- Work to complete:
Rewrite the material as a JSON list of strings, starting at its first line and ending at the line containing "text: 1 - Unloading", with one string per line and blank lines left out.

- Records to use:

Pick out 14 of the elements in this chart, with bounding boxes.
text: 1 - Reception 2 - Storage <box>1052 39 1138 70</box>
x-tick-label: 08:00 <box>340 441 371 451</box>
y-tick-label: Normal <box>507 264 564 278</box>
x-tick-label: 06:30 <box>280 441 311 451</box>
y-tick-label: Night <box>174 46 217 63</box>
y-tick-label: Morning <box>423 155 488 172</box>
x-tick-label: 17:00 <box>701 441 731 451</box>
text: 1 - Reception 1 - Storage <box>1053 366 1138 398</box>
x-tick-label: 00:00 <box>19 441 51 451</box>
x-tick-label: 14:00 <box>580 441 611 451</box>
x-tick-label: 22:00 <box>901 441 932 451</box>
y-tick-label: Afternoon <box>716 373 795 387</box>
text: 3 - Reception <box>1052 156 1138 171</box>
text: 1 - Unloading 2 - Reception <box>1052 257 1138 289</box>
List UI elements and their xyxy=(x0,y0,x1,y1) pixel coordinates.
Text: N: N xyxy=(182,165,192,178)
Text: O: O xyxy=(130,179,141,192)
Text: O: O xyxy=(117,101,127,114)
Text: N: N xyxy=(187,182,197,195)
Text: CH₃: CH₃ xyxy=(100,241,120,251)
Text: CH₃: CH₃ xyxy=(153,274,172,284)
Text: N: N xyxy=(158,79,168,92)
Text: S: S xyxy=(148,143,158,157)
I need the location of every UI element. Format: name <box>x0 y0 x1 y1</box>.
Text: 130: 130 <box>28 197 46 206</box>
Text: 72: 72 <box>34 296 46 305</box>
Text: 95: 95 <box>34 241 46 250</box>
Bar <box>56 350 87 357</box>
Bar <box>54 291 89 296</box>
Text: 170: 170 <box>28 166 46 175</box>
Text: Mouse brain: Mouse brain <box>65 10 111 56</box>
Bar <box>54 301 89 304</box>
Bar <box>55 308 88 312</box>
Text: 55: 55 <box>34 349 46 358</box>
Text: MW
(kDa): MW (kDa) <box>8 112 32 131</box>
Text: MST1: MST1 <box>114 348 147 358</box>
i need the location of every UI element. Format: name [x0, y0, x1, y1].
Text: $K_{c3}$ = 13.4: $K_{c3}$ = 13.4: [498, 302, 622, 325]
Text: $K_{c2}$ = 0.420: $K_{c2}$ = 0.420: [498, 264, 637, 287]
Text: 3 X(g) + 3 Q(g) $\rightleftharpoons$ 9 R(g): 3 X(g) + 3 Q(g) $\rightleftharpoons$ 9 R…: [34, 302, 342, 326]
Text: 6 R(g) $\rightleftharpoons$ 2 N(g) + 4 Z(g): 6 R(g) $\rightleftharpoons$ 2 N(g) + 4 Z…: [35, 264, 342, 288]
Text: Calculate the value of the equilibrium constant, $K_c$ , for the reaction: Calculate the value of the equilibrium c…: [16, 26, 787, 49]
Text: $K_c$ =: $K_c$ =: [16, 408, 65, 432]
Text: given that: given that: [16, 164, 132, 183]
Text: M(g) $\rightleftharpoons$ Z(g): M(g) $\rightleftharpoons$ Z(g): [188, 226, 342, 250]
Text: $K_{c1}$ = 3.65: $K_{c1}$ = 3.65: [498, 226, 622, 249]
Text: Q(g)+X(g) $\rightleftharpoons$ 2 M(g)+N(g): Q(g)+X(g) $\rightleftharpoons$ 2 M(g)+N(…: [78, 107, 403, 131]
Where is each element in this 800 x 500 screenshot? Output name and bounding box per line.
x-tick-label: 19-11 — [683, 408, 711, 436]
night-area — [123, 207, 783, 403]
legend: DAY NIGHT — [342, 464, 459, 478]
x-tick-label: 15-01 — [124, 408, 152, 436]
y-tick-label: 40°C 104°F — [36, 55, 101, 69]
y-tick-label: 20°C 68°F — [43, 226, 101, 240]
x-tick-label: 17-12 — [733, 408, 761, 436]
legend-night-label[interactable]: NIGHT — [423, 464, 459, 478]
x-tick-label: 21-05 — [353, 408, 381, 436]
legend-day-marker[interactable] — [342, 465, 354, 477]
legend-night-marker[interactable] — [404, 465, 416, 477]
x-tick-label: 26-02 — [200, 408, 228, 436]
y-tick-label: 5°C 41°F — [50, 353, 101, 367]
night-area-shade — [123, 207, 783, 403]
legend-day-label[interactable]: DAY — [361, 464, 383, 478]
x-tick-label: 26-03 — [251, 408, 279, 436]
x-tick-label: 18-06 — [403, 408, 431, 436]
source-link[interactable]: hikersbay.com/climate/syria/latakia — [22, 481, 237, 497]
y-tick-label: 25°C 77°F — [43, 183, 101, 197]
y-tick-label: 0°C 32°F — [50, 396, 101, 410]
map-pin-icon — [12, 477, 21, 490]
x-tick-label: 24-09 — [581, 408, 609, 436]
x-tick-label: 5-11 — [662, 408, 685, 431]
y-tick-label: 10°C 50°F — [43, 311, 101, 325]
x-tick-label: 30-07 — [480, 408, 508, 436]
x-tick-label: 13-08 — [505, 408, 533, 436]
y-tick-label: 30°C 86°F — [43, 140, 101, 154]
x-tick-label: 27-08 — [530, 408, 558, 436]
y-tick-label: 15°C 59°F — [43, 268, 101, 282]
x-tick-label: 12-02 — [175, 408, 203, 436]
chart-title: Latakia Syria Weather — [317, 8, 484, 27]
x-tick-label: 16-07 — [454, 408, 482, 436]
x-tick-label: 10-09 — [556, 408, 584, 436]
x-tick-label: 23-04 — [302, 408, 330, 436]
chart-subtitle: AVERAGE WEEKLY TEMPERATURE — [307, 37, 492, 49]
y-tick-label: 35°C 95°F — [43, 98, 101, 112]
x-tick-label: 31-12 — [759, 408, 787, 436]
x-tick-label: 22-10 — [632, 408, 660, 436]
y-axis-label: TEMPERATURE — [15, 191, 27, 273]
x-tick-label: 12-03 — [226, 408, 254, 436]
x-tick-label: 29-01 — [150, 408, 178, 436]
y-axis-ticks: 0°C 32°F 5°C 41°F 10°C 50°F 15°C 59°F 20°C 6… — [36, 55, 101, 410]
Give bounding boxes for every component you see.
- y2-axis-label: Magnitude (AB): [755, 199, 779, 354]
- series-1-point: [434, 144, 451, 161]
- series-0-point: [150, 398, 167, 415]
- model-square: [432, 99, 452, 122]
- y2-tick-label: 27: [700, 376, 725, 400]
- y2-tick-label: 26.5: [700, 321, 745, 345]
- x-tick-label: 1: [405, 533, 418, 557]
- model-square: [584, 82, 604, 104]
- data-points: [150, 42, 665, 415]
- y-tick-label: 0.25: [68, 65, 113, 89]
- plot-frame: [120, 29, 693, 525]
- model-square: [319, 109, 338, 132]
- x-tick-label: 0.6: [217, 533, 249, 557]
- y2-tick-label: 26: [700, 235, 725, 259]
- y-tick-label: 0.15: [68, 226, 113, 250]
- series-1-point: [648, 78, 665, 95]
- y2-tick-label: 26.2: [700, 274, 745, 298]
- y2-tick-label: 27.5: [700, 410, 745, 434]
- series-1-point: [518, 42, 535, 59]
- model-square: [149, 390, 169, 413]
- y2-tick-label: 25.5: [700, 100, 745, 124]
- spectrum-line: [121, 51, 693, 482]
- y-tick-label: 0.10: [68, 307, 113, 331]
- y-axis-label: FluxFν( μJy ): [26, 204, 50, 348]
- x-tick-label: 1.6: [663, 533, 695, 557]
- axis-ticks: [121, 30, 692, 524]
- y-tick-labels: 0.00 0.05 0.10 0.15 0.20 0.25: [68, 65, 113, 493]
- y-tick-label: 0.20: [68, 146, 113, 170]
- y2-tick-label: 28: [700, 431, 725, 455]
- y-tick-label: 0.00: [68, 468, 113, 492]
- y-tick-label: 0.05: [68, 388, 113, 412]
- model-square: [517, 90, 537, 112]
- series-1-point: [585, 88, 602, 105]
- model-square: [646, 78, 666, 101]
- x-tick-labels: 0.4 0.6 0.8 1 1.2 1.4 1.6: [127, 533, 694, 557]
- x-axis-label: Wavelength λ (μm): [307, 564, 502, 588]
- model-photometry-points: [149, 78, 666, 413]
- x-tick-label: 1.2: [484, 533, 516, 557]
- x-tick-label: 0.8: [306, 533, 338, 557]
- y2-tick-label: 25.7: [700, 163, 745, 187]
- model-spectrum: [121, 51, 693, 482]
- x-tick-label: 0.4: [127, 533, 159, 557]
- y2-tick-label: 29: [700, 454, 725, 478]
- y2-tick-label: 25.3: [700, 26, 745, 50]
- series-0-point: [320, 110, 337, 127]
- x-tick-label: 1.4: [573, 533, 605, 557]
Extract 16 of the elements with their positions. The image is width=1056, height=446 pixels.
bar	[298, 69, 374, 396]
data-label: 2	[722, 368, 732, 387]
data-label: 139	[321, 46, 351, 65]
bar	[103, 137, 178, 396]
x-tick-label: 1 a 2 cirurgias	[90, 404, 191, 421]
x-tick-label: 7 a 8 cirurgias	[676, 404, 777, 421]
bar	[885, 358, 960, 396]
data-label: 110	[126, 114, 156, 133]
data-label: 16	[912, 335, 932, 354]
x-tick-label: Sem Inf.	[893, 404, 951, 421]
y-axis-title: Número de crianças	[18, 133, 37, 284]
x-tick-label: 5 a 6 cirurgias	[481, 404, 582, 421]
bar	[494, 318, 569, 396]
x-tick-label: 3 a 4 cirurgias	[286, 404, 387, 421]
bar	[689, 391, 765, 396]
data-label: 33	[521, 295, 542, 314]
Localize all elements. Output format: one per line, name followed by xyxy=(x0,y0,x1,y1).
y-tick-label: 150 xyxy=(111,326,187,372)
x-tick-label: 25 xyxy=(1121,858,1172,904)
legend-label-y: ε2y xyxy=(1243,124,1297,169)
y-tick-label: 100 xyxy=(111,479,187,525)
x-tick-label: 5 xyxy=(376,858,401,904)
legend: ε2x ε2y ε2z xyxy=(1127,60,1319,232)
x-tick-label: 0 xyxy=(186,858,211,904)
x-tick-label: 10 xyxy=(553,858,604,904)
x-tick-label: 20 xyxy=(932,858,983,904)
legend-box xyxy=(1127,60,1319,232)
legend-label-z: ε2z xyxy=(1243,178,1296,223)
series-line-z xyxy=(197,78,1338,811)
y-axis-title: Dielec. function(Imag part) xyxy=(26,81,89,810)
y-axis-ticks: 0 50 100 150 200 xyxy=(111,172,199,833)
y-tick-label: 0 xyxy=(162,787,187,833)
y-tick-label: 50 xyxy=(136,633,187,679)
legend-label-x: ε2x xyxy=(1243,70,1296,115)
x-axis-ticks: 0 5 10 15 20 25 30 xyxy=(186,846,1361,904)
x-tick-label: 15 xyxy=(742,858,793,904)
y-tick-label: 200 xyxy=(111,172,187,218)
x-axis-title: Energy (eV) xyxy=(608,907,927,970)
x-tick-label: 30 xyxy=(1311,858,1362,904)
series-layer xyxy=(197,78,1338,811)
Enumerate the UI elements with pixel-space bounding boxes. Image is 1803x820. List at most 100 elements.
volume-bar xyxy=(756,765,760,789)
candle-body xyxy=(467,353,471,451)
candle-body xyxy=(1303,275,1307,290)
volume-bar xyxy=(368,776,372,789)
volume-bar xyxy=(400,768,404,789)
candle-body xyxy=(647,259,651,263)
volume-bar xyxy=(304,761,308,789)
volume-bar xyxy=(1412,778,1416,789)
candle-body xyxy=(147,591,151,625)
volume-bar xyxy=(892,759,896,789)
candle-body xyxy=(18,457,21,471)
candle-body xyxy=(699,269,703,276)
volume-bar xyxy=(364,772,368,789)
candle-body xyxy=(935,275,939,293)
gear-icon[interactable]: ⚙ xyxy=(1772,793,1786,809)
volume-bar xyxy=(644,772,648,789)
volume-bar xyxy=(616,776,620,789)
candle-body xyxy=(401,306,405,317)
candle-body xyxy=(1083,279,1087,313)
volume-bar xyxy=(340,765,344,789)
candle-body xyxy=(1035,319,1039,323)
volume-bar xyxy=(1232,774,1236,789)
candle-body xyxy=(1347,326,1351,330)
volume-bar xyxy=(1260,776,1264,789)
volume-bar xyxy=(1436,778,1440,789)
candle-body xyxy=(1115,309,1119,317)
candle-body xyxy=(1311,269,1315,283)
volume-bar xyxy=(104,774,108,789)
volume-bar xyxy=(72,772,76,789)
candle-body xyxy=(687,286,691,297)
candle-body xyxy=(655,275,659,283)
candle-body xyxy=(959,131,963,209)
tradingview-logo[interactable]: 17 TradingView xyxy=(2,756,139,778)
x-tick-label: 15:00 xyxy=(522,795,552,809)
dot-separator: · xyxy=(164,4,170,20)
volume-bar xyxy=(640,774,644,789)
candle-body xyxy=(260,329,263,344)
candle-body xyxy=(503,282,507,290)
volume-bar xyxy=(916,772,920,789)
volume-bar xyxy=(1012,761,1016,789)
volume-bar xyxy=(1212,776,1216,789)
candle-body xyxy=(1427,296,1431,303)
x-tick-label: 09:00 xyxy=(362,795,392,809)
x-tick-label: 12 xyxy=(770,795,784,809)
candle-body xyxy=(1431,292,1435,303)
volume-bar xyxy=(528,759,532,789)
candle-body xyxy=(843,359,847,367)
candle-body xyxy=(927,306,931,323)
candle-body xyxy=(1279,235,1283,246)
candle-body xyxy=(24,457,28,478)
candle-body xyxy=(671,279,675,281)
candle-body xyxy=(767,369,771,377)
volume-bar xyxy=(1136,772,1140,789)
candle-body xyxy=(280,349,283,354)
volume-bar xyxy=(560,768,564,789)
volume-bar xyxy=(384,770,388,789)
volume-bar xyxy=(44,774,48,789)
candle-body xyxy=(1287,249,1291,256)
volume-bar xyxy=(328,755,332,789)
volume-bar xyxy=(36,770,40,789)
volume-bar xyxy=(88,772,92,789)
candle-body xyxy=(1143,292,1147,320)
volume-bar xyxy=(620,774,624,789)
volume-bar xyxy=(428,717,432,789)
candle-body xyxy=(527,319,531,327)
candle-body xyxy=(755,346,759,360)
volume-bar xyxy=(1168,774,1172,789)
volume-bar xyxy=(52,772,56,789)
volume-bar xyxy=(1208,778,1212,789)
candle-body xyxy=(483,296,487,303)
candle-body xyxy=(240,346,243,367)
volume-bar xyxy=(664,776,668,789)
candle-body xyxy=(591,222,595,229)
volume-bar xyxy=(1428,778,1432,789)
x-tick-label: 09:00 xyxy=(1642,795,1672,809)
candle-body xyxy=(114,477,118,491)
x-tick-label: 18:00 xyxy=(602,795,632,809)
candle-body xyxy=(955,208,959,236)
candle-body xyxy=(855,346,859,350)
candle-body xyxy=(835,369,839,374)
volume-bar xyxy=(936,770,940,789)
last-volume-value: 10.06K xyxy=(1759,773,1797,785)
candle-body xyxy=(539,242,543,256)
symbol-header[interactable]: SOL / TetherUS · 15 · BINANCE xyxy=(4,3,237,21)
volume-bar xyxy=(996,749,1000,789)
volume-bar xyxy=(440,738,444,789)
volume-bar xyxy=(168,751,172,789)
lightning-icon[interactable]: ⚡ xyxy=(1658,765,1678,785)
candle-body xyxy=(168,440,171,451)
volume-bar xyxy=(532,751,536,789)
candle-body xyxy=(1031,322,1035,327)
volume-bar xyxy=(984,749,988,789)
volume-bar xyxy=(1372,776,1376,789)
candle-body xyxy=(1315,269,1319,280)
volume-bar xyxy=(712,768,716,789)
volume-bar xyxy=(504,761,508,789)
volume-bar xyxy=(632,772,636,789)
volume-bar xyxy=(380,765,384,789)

- Solution to this task:
[
  "Pick out 14 of the elements in this chart, with bounding boxes.",
  "text: 1 - Reception 2 - Storage <box>1052 39 1138 70</box>",
  "x-tick-label: 08:00 <box>340 441 371 451</box>",
  "y-tick-label: Normal <box>507 264 564 278</box>",
  "x-tick-label: 06:30 <box>280 441 311 451</box>",
  "y-tick-label: Night <box>174 46 217 63</box>",
  "y-tick-label: Morning <box>423 155 488 172</box>",
  "x-tick-label: 17:00 <box>701 441 731 451</box>",
  "text: 1 - Reception 1 - Storage <box>1053 366 1138 398</box>",
  "x-tick-label: 00:00 <box>19 441 51 451</box>",
  "x-tick-label: 14:00 <box>580 441 611 451</box>",
  "x-tick-label: 22:00 <box>901 441 932 451</box>",
  "y-tick-label: Afternoon <box>716 373 795 387</box>",
  "text: 3 - Reception <box>1052 156 1138 171</box>",
  "text: 1 - Unloading 2 - Reception <box>1052 257 1138 289</box>"
]